▶ _Stated exercise_
In the listing below, count each line containing "very" and answer with the count only.

▶ _Excerpted records_
- - - -
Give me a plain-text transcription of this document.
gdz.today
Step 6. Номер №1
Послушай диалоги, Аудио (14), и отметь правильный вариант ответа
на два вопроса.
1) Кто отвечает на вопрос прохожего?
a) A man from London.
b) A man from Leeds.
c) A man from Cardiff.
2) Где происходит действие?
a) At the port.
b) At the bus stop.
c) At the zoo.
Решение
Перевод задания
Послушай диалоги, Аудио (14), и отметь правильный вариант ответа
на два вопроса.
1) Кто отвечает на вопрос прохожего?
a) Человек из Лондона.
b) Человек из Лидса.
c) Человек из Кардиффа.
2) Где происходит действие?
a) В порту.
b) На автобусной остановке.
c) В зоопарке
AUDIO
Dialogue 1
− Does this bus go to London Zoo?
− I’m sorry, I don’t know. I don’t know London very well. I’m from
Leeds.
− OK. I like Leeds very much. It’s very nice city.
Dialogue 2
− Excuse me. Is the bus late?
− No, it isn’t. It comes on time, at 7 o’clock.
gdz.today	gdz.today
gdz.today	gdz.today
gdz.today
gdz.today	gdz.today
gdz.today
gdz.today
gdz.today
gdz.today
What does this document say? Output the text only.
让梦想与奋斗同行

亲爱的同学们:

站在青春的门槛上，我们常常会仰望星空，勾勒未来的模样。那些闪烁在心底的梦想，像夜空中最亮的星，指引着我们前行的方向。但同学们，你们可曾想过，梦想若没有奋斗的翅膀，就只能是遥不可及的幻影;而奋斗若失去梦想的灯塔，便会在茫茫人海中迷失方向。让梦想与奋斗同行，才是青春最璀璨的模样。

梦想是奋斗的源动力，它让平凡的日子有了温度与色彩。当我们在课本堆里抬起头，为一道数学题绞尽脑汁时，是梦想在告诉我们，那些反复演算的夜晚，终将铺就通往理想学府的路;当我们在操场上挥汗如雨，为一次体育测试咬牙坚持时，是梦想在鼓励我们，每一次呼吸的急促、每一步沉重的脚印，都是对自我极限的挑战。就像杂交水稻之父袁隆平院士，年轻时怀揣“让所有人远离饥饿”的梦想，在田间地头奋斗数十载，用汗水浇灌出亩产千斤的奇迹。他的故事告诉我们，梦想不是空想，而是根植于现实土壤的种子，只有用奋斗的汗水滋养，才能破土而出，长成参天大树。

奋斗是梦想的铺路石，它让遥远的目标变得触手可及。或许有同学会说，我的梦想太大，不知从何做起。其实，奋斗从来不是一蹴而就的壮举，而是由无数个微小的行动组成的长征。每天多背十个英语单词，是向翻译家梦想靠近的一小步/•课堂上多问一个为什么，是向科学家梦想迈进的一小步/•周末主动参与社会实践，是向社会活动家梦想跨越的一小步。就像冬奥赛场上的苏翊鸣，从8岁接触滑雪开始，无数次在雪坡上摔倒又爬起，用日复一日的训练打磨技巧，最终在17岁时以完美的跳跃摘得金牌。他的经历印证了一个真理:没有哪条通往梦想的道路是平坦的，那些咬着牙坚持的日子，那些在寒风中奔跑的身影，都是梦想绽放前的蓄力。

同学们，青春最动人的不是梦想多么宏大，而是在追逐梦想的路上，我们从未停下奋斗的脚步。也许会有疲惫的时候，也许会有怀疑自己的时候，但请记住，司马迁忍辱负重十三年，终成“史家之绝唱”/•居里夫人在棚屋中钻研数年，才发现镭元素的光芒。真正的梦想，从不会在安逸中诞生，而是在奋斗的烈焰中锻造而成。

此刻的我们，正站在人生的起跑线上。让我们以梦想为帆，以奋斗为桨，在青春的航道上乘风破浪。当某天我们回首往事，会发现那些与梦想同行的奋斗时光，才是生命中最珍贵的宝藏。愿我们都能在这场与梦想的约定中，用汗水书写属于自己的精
- - - -
▶ _Correct output_
2